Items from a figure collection
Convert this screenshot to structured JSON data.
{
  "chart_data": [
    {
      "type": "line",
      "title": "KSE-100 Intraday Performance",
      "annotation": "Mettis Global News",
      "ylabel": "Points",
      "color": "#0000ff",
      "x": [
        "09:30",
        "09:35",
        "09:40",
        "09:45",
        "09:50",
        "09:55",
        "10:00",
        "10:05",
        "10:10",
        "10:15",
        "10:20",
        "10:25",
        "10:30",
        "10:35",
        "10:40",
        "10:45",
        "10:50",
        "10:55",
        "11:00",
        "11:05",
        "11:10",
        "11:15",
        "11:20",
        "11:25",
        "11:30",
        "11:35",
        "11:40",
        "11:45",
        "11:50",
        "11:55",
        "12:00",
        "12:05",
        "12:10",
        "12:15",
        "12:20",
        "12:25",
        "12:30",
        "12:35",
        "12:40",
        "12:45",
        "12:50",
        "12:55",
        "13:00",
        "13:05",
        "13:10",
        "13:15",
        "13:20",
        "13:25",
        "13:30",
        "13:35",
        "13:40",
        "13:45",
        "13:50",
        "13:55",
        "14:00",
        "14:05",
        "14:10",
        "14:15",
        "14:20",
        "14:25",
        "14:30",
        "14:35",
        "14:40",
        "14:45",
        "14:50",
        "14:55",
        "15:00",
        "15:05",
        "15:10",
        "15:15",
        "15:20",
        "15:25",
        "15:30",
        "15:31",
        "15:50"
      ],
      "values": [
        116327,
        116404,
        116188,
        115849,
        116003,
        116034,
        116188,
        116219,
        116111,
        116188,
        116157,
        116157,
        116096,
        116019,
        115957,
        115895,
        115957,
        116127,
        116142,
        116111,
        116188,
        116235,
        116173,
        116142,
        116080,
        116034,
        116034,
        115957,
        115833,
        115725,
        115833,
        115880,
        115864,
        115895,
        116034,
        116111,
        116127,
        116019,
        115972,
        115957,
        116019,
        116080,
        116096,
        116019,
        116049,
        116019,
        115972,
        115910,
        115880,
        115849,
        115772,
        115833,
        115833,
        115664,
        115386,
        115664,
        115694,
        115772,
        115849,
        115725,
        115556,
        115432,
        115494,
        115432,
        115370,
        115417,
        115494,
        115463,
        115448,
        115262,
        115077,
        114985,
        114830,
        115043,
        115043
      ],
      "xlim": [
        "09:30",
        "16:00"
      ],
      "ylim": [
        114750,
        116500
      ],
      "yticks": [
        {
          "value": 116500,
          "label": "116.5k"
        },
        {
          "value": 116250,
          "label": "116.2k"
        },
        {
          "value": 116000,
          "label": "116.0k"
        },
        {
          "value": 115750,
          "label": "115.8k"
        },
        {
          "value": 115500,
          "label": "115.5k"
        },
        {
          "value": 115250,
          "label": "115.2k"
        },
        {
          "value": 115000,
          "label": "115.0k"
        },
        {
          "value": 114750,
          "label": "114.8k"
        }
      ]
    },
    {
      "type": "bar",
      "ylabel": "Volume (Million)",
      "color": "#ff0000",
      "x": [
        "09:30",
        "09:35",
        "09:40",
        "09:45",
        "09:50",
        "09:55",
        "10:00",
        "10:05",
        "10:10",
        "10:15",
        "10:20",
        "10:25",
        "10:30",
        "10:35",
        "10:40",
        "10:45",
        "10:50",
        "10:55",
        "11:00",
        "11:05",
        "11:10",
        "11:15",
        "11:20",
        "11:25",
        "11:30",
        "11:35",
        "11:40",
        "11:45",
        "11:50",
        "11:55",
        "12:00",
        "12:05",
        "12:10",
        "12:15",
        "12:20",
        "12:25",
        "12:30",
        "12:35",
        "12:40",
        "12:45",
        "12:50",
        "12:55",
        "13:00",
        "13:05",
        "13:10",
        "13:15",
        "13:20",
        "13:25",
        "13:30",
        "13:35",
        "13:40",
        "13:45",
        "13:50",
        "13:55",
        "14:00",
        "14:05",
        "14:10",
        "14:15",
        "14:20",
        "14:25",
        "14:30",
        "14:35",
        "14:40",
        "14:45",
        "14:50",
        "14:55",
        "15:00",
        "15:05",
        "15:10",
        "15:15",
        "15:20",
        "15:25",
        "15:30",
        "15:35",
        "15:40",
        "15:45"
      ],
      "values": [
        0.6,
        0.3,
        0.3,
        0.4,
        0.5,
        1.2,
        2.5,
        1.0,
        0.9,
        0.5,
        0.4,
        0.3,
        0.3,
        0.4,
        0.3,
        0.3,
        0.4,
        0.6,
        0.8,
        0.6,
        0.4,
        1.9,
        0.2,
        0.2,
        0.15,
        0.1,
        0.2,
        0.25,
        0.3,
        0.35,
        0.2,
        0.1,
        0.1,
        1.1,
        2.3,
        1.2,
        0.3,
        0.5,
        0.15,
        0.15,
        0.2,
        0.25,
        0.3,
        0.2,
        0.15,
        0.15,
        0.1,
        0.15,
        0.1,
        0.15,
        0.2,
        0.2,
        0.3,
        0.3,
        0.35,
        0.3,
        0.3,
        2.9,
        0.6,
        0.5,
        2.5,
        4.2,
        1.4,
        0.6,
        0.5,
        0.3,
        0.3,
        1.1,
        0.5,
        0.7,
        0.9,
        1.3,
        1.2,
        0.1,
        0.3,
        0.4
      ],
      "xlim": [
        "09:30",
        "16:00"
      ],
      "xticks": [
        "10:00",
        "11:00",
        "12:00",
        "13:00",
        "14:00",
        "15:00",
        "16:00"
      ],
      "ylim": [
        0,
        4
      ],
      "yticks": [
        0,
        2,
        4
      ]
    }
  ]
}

#### [Short exercise]
Transcribe the whole listing with nothing added or left out.

#### [Exercise output]
Convert this screenshot to structured JSON data.
{
  "chart_data": [
    {
      "type": "line",
      "title": "KSE-100 Intraday Performance",
      "annotation": "Mettis Global News",
      "ylabel": "Points",
      "color": "#0000ff",
      "x": [
        "09:30",
        "09:35",
        "09:40",
        "09:45",
        "09:50",
        "09:55",
        "10:00",
        "10:05",
        "10:10",
        "10:15",
        "10:20",
        "10:25",
        "10:30",
        "10:35",
        "10:40",
        "10:45",
        "10:50",
        "10:55",
        "11:00",
        "11:05",
        "11:10",
        "11:15",
        "11:20",
        "11:25",
        "11:30",
        "11:35",
        "11:40",
        "11:45",
        "11:50",
        "11:55",
        "12:00",
        "12:05",
        "12:10",
        "12:15",
        "12:20",
        "12:25",
        "12:30",
        "12:35",
        "12:40",
        "12:45",
        "12:50",
        "12:55",
        "13:00",
        "13:05",
        "13:10",
        "13:15",
        "13:20",
        "13:25",
        "13:30",
        "13:35",
        "13:40",
        "13:45",
        "13:50",
        "13:55",
        "14:00",
        "14:05",
        "14:10",
        "14:15",
        "14:20",
        "14:25",
        "14:30",
        "14:35",
        "14:40",
        "14:45",
        "14:50",
        "14:55",
        "15:00",
        "15:05",
        "15:10",
        "15:15",
        "15:20",
        "15:25",
        "15:30",
        "15:31",
        "15:50"
      ],
      "values": [
        116327,
        116404,
        116188,
        115849,
        116003,
        116034,
        116188,
        116219,
        116111,
        116188,
        116157,
        116157,
        116096,
        116019,
        115957,
        115895,
        115957,
        116127,
        116142,
        116111,
        116188,
        116235,
        116173,
        116142,
        116080,
        116034,
        116034,
        115957,
        115833,
        115725,
        115833,
        115880,
        115864,
        115895,
        116034,
        116111,
        116127,
        116019,
        115972,
        115957,
        116019,
        116080,
        116096,
        116019,
        116049,
        116019,
        115972,
        115910,
        115880,
        115849,
        115772,
        115833,
        115833,
        115664,
        115386,
        115664,
        115694,
        115772,
        115849,
        115725,
        115556,
        115432,
        115494,
        115432,
        115370,
        115417,
        115494,
        115463,
        115448,
        115262,
        115077,
        114985,
        114830,
        115043,
        115043
      ],
      "xlim": [
        "09:30",
        "16:00"
      ],
      "ylim": [
        114750,
        116500
      ],
      "yticks": [
        {
          "value": 116500,
          "label": "116.5k"
        },
        {
          "value": 116250,
          "label": "116.2k"
        },
        {
          "value": 116000,
          "label": "116.0k"
        },
        {
          "value": 115750,
          "label": "115.8k"
        },
        {
          "value": 115500,
          "label": "115.5k"
        },
        {
          "value": 115250,
          "label": "115.2k"
        },
        {
          "value": 115000,
          "label": "115.0k"
        },
        {
          "value": 114750,
          "label": "114.8k"
        }
      ]
    },
    {
      "type": "bar",
      "ylabel": "Volume (Million)",
      "color": "#ff0000",
      "x": [
        "09:30",
        "09:35",
        "09:40",
        "09:45",
        "09:50",
        "09:55",
        "10:00",
        "10:05",
        "10:10",
        "10:15",
        "10:20",
        "10:25",
        "10:30",
        "10:35",
        "10:40",
        "10:45",
        "10:50",
        "10:55",
        "11:00",
        "11:05",
        "11:10",
        "11:15",
        "11:20",
        "11:25",
        "11:30",
        "11:35",
        "11:40",
        "11:45",
        "11:50",
        "11:55",
        "12:00",
        "12:05",
        "12:10",
        "12:15",
        "12:20",
        "12:25",
        "12:30",
        "12:35",
        "12:40",
        "12:45",
        "12:50",
        "12:55",
        "13:00",
        "13:05",
        "13:10",
        "13:15",
        "13:20",
        "13:25",
        "13:30",
        "13:35",
        "13:40",
        "13:45",
        "13:50",
        "13:55",
        "14:00",
        "14:05",
        "14:10",
        "14:15",
        "14:20",
        "14:25",
        "14:30",
        "14:35",
        "14:40",
        "14:45",
        "14:50",
        "14:55",
        "15:00",
        "15:05",
        "15:10",
        "15:15",
        "15:20",
        "15:25",
        "15:30",
        "15:35",
        "15:40",
        "15:45"
      ],
      "values": [
        0.6,
        0.3,
        0.3,
        0.4,
        0.5,
        1.2,
        2.5,
        1.0,
        0.9,
        0.5,
        0.4,
        0.3,
        0.3,
        0.4,
        0.3,
        0.3,
        0.4,
        0.6,
        0.8,
        0.6,
        0.4,
        1.9,
        0.2,
        0.2,
        0.15,
        0.1,
        0.2,
        0.25,
        0.3,
        0.35,
        0.2,
        0.1,
        0.1,
        1.1,
        2.3,
        1.2,
        0.3,
        0.5,
        0.15,
        0.15,
        0.2,
        0.25,
        0.3,
        0.2,
        0.15,
        0.15,
        0.1,
        0.15,
        0.1,
        0.15,
        0.2,
        0.2,
        0.3,
        0.3,
        0.35,
        0.3,
        0.3,
        2.9,
        0.6,
        0.5,
        2.5,
        4.2,
        1.4,
        0.6,
        0.5,
        0.3,
        0.3,
        1.1,
        0.5,
        0.7,
        0.9,
        1.3,
        1.2,
        0.1,
        0.3,
        0.4
      ],
      "xlim": [
        "09:30",
        "16:00"
      ],
      "xticks": [
        "10:00",
        "11:00",
        "12:00",
        "13:00",
        "14:00",
        "15:00",
        "16:00"
      ],
      "ylim": [
        0,
        4
      ],
      "yticks": [
        0,
        2,
        4
      ]
    }
  ]
}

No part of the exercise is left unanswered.